What needs to be done: Copy each line that contains the string "response".

#####

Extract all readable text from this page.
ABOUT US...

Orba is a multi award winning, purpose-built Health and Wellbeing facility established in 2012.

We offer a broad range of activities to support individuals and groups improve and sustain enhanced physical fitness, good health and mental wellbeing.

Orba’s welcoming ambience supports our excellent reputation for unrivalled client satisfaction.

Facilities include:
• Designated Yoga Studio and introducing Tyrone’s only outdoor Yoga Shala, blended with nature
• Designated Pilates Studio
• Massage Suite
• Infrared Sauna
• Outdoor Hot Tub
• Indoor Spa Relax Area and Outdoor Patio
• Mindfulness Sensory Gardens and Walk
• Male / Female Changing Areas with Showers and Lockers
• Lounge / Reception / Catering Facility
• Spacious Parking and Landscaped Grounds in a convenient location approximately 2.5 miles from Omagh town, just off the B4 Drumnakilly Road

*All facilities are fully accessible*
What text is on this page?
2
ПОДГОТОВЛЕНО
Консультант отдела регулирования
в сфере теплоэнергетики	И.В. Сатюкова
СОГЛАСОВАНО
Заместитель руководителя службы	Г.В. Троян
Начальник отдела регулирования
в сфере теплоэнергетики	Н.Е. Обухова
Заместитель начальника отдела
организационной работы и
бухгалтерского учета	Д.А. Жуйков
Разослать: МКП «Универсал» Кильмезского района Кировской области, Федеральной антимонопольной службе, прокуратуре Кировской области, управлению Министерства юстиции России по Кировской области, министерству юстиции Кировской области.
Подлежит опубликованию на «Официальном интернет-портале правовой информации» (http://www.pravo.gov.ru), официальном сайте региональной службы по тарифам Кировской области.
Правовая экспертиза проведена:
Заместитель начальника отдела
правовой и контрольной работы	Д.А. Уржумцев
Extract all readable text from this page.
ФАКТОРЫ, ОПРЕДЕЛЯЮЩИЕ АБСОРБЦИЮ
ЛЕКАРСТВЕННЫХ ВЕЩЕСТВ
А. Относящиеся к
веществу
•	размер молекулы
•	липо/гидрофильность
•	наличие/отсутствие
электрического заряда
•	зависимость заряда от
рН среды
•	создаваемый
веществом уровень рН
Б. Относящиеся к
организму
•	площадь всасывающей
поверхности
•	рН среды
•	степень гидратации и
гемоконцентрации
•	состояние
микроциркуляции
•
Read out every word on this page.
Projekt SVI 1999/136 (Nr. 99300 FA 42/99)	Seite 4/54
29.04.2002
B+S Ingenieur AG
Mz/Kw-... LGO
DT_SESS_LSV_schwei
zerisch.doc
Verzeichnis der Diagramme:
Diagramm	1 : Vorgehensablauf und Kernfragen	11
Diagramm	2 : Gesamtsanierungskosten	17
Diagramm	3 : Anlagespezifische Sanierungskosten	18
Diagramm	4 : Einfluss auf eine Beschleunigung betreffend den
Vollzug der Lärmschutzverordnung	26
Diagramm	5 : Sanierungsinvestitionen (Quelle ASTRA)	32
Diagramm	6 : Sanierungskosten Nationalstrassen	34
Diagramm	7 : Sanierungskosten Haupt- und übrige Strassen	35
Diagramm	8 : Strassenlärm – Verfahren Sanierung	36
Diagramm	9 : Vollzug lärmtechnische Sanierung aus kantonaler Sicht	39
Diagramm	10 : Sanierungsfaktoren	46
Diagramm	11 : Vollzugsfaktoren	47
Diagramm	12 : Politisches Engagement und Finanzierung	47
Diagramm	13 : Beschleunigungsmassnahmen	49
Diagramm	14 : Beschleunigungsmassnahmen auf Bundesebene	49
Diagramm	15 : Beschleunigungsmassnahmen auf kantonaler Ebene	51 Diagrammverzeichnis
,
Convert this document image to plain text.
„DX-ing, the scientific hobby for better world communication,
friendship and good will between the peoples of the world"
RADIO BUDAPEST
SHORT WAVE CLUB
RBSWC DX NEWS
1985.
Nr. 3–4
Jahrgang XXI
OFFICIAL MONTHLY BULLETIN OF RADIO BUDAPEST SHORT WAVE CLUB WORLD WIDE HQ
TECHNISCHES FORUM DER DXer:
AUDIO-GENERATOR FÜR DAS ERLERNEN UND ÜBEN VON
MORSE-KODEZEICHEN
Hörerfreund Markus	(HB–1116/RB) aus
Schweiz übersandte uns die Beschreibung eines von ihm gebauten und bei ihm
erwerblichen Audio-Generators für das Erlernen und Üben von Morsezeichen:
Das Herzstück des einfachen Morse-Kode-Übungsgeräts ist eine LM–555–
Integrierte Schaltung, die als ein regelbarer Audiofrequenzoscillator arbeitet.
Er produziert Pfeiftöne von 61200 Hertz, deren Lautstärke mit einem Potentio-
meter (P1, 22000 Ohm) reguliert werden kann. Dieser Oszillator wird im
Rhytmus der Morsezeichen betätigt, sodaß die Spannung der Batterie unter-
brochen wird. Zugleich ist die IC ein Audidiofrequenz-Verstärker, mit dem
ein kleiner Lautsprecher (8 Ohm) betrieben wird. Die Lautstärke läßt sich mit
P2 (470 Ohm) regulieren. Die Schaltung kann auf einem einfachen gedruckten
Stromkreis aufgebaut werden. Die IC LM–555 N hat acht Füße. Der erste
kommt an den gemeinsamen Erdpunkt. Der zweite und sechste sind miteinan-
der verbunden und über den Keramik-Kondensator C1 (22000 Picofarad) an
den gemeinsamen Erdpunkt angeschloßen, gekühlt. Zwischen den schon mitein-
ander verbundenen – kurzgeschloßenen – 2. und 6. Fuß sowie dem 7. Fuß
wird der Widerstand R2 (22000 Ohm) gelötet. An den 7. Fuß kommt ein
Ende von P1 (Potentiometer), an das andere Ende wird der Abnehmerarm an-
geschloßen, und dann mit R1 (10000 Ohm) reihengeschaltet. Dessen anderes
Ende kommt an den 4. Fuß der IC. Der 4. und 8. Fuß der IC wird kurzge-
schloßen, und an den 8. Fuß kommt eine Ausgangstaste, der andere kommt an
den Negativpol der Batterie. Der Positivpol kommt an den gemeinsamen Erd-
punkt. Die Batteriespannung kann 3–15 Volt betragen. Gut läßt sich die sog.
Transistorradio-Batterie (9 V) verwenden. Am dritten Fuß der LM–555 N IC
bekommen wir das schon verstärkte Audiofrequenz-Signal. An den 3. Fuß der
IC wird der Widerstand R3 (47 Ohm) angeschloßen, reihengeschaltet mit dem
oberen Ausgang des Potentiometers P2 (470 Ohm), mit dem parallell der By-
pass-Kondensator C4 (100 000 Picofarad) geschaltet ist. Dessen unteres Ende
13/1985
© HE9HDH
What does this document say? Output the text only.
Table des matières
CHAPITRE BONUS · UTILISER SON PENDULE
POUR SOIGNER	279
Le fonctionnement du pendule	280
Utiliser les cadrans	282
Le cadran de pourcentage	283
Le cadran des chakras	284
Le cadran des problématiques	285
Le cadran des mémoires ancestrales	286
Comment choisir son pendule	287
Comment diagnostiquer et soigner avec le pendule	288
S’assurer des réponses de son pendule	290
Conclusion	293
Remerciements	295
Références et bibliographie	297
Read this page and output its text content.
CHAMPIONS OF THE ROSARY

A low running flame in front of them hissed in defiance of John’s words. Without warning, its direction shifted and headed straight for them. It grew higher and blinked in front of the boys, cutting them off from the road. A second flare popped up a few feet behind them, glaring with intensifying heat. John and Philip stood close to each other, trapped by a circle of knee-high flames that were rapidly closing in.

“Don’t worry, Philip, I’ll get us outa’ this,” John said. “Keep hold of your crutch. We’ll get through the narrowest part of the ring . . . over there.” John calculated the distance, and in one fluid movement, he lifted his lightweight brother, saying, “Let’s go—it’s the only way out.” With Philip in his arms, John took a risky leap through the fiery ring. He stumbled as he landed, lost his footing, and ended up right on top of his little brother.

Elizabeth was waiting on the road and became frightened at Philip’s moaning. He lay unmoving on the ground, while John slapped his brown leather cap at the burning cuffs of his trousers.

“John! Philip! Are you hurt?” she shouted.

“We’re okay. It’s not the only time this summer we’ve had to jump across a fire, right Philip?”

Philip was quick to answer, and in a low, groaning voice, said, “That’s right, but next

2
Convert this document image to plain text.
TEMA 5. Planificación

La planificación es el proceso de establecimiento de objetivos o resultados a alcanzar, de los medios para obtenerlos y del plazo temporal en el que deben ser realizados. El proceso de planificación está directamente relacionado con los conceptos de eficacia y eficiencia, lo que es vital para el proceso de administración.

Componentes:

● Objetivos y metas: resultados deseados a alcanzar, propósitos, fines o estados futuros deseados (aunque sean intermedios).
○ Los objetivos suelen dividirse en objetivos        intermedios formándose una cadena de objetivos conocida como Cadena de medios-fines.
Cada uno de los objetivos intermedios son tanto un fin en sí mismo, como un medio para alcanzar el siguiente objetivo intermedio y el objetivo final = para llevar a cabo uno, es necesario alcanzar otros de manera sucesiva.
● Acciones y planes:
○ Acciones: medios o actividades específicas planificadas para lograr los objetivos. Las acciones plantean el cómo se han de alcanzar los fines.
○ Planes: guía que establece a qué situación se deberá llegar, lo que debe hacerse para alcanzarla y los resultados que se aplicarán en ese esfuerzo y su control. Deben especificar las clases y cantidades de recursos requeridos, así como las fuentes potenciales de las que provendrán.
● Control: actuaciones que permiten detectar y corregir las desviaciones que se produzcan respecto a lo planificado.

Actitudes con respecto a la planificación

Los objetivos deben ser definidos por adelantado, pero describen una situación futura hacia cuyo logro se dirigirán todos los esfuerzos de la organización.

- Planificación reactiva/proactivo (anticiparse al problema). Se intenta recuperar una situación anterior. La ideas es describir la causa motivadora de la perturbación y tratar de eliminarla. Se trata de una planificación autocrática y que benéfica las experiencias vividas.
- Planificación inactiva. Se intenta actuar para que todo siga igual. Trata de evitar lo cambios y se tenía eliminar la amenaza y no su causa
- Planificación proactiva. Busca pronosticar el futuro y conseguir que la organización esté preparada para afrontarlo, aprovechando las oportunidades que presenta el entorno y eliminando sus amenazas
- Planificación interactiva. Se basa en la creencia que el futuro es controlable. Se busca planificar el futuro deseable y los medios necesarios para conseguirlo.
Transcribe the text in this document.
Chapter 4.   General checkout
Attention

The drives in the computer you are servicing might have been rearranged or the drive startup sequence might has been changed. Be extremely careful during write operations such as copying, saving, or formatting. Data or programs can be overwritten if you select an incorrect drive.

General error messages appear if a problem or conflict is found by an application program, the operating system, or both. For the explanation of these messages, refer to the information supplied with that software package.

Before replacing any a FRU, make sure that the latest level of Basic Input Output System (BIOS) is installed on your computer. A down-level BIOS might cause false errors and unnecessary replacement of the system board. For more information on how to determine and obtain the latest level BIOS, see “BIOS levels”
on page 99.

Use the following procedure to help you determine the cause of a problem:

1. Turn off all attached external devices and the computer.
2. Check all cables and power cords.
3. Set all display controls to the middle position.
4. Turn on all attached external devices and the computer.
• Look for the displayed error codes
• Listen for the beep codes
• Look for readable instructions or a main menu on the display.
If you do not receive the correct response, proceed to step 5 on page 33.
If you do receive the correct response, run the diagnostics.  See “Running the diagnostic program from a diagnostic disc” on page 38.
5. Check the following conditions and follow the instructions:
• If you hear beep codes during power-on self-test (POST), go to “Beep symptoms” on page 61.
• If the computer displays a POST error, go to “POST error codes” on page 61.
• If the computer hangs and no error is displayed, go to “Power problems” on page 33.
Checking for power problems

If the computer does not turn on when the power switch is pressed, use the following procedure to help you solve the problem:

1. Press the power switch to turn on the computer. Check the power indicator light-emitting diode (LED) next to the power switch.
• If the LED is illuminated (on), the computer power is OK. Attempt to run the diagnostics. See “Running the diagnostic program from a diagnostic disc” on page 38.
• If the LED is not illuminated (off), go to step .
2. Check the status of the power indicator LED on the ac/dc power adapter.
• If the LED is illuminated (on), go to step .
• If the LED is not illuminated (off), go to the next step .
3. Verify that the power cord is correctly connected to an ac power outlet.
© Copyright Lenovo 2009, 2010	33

#####

Exercise result:
If you do not receive the correct response, proceed to step 5 on page 33.
If you do receive the correct response, run the diagnostics.  See “Running the diagnostic program from a diagnostic disc” on page 38.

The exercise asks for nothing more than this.